* Set exercise *
Would you copy out the whole listing exactly as given?

* Input records *

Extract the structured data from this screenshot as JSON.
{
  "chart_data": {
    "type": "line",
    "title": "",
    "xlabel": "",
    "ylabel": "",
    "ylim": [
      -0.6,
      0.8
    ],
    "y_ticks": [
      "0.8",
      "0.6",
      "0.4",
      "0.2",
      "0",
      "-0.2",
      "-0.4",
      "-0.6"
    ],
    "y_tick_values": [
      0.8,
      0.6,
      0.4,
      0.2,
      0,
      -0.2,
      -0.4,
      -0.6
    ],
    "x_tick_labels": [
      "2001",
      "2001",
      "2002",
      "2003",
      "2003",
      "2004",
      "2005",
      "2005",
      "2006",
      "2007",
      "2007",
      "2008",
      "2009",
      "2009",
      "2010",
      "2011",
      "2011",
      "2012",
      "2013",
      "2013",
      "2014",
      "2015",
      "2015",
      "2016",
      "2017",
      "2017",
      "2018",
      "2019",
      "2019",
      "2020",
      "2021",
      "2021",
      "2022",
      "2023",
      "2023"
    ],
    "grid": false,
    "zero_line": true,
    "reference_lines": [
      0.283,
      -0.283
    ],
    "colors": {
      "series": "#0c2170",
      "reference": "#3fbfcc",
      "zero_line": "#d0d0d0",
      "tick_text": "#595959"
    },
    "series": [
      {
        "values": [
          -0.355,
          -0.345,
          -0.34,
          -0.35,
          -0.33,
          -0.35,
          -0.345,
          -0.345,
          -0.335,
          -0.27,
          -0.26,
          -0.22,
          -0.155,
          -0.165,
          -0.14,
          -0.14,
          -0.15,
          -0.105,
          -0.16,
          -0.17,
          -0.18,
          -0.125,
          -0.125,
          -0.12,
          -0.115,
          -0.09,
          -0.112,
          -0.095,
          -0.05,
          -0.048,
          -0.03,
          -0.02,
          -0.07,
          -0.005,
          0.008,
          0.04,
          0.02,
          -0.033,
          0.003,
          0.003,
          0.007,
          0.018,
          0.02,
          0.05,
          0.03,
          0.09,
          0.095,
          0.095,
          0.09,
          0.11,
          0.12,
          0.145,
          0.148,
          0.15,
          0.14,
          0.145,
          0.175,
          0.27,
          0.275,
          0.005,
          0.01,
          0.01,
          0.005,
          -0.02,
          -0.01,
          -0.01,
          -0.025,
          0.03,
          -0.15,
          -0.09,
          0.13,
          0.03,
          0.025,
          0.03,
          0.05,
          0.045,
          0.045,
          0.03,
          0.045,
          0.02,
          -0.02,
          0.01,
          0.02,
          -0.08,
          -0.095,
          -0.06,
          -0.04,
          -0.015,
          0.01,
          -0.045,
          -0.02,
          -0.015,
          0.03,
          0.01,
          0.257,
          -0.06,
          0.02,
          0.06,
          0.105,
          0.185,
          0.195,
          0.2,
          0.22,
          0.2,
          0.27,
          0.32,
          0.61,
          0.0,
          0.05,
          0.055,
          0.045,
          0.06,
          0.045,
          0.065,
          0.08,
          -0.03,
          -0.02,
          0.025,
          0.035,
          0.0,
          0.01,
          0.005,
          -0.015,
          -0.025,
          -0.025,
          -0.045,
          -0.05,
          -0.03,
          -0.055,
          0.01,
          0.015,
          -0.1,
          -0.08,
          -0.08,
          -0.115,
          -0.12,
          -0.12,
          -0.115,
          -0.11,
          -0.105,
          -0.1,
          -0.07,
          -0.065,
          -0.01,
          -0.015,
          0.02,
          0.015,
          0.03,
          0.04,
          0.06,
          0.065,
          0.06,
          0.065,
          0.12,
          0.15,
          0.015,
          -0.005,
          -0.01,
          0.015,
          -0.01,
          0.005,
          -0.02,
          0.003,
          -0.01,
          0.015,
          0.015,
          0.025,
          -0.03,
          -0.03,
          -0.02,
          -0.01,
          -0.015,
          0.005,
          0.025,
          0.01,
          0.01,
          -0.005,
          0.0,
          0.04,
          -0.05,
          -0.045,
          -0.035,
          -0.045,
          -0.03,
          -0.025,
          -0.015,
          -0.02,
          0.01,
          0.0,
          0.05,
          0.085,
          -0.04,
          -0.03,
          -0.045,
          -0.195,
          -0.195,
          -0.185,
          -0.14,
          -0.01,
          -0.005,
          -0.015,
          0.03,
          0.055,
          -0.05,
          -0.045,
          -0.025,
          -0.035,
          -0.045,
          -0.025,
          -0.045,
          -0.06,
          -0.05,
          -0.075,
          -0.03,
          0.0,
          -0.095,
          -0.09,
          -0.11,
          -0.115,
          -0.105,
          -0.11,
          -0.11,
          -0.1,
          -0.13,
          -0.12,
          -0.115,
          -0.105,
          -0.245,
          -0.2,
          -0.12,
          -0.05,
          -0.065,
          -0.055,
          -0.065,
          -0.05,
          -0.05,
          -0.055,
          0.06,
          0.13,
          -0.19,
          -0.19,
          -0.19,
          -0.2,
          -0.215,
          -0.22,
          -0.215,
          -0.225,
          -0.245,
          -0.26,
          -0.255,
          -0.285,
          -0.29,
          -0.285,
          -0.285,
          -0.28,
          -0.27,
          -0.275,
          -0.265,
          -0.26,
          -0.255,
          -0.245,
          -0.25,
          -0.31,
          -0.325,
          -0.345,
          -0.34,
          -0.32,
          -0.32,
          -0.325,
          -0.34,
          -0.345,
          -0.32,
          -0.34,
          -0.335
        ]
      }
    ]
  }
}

* Output of the task *
Extract the structured data from this screenshot as JSON.
{
  "chart_data": {
    "type": "line",
    "title": "",
    "xlabel": "",
    "ylabel": "",
    "ylim": [
      -0.6,
      0.8
    ],
    "y_ticks": [
      "0.8",
      "0.6",
      "0.4",
      "0.2",
      "0",
      "-0.2",
      "-0.4",
      "-0.6"
    ],
    "y_tick_values": [
      0.8,
      0.6,
      0.4,
      0.2,
      0,
      -0.2,
      -0.4,
      -0.6
    ],
    "x_tick_labels": [
      "2001",
      "2001",
      "2002",
      "2003",
      "2003",
      "2004",
      "2005",
      "2005",
      "2006",
      "2007",
      "2007",
      "2008",
      "2009",
      "2009",
      "2010",
      "2011",
      "2011",
      "2012",
      "2013",
      "2013",
      "2014",
      "2015",
      "2015",
      "2016",
      "2017",
      "2017",
      "2018",
      "2019",
      "2019",
      "2020",
      "2021",
      "2021",
      "2022",
      "2023",
      "2023"
    ],
    "grid": false,
    "zero_line": true,
    "reference_lines": [
      0.283,
      -0.283
    ],
    "colors": {
      "series": "#0c2170",
      "reference": "#3fbfcc",
      "zero_line": "#d0d0d0",
      "tick_text": "#595959"
    },
    "series": [
      {
        "values": [
          -0.355,
          -0.345,
          -0.34,
          -0.35,
          -0.33,
          -0.35,
          -0.345,
          -0.345,
          -0.335,
          -0.27,
          -0.26,
          -0.22,
          -0.155,
          -0.165,
          -0.14,
          -0.14,
          -0.15,
          -0.105,
          -0.16,
          -0.17,
          -0.18,
          -0.125,
          -0.125,
          -0.12,
          -0.115,
          -0.09,
          -0.112,
          -0.095,
          -0.05,
          -0.048,
          -0.03,
          -0.02,
          -0.07,
          -0.005,
          0.008,
          0.04,
          0.02,
          -0.033,
          0.003,
          0.003,
          0.007,
          0.018,
          0.02,
          0.05,
          0.03,
          0.09,
          0.095,
          0.095,
          0.09,
          0.11,
          0.12,
          0.145,
          0.148,
          0.15,
          0.14,
          0.145,
          0.175,
          0.27,
          0.275,
          0.005,
          0.01,
          0.01,
          0.005,
          -0.02,
          -0.01,
          -0.01,
          -0.025,
          0.03,
          -0.15,
          -0.09,
          0.13,
          0.03,
          0.025,
          0.03,
          0.05,
          0.045,
          0.045,
          0.03,
          0.045,
          0.02,
          -0.02,
          0.01,
          0.02,
          -0.08,
          -0.095,
          -0.06,
          -0.04,
          -0.015,
          0.01,
          -0.045,
          -0.02,
          -0.015,
          0.03,
          0.01,
          0.257,
          -0.06,
          0.02,
          0.06,
          0.105,
          0.185,
          0.195,
          0.2,
          0.22,
          0.2,
          0.27,
          0.32,
          0.61,
          0.0,
          0.05,
          0.055,
          0.045,
          0.06,
          0.045,
          0.065,
          0.08,
          -0.03,
          -0.02,
          0.025,
          0.035,
          0.0,
          0.01,
          0.005,
          -0.015,
          -0.025,
          -0.025,
          -0.045,
          -0.05,
          -0.03,
          -0.055,
          0.01,
          0.015,
          -0.1,
          -0.08,
          -0.08,
          -0.115,
          -0.12,
          -0.12,
          -0.115,
          -0.11,
          -0.105,
          -0.1,
          -0.07,
          -0.065,
          -0.01,
          -0.015,
          0.02,
          0.015,
          0.03,
          0.04,
          0.06,
          0.065,
          0.06,
          0.065,
          0.12,
          0.15,
          0.015,
          -0.005,
          -0.01,
          0.015,
          -0.01,
          0.005,
          -0.02,
          0.003,
          -0.01,
          0.015,
          0.015,
          0.025,
          -0.03,
          -0.03,
          -0.02,
          -0.01,
          -0.015,
          0.005,
          0.025,
          0.01,
          0.01,
          -0.005,
          0.0,
          0.04,
          -0.05,
          -0.045,
          -0.035,
          -0.045,
          -0.03,
          -0.025,
          -0.015,
          -0.02,
          0.01,
          0.0,
          0.05,
          0.085,
          -0.04,
          -0.03,
          -0.045,
          -0.195,
          -0.195,
          -0.185,
          -0.14,
          -0.01,
          -0.005,
          -0.015,
          0.03,
          0.055,
          -0.05,
          -0.045,
          -0.025,
          -0.035,
          -0.045,
          -0.025,
          -0.045,
          -0.06,
          -0.05,
          -0.075,
          -0.03,
          0.0,
          -0.095,
          -0.09,
          -0.11,
          -0.115,
          -0.105,
          -0.11,
          -0.11,
          -0.1,
          -0.13,
          -0.12,
          -0.115,
          -0.105,
          -0.245,
          -0.2,
          -0.12,
          -0.05,
          -0.065,
          -0.055,
          -0.065,
          -0.05,
          -0.05,
          -0.055,
          0.06,
          0.13,
          -0.19,
          -0.19,
          -0.19,
          -0.2,
          -0.215,
          -0.22,
          -0.215,
          -0.225,
          -0.245,
          -0.26,
          -0.255,
          -0.285,
          -0.29,
          -0.285,
          -0.285,
          -0.28,
          -0.27,
          -0.275,
          -0.265,
          -0.26,
          -0.255,
          -0.245,
          -0.25,
          -0.31,
          -0.325,
          -0.345,
          -0.34,
          -0.32,
          -0.32,
          -0.325,
          -0.34,
          -0.345,
          -0.32,
          -0.34,
          -0.335
        ]
      }
    ]
  }
}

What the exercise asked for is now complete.